* [Consigne]
Renvoyez mot pour mot le passage de l'extrait sur la batterie à flux, depuis "Comme cela est" jusqu'à "ce système électrochimique.".

* [Extrait choisi]
Les chercheurs de l’USC ont réalisé une batterie à flux utilisant des solutions aqueuses de produits organiques donnant lieu à des réactions d’oxydation-réduction (redox) avec des électrodes sans métal. Cet appareil utilise deux solutions aqueuses de substances organiques susceptibles d’oxydoréduction, des quinones, qui circulent en passant dans deux compartiments électrodes. L’électrode positive est séparée de l’électrode négative par une membrane en polymère laissant seulement passer les ions H+ c’est-à-dire des protons.
Comme cela est indiqué sur la figure 1, l’électrode positive utilise une solution d’acide 1,2- benzoquinone-3,5-disulfonique (BDQS) et l’électrode négative une solution d’acide anthraquinone-2-sulfonique (AQS). La sortie du courant est assurée dans les deux compartiments électrodes par des pièces en graphite. Il n’y a donc aucun métal lourd dans ce système électrochimique.

Lignes d'un jeu de données:
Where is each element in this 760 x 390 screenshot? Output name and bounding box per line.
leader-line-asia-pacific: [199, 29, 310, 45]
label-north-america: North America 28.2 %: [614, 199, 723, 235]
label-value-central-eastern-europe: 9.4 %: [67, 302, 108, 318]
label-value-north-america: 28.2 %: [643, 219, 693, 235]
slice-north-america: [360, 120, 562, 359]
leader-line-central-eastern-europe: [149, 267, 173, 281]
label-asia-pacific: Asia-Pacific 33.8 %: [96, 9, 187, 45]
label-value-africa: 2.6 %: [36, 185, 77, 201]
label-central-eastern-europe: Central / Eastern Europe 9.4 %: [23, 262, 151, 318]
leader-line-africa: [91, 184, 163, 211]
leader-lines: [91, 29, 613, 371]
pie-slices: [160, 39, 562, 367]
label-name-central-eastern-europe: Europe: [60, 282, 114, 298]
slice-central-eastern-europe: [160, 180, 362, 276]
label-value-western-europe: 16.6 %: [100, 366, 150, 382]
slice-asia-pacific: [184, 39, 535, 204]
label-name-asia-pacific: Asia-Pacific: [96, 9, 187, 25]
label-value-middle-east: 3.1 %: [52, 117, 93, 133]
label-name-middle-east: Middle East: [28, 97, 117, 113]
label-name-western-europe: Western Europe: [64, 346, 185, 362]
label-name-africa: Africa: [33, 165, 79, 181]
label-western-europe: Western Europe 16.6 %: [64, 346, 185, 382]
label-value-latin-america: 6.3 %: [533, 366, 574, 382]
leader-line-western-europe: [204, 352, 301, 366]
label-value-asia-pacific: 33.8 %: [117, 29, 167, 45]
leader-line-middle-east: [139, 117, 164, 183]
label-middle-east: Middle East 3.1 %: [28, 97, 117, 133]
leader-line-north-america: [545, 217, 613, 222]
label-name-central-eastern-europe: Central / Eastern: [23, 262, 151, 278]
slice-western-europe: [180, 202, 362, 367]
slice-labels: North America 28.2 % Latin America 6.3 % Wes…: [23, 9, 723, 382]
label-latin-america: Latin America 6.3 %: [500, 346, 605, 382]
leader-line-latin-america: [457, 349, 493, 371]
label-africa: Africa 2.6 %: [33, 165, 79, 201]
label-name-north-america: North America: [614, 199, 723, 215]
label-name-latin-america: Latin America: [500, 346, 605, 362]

* [Réponse attendue]
Comme cela est indiqué sur la figure 1, l’électrode positive utilise une solution d’acide 1,2- benzoquinone-3,5-disulfonique (BDQS) et l’électrode négative une solution d’acide anthraquinone-2-sulfonique (AQS). La sortie du courant est assurée dans les deux compartiments électrodes par des pièces en graphite. Il n’y a donc aucun métal lourd dans ce système électrochimique.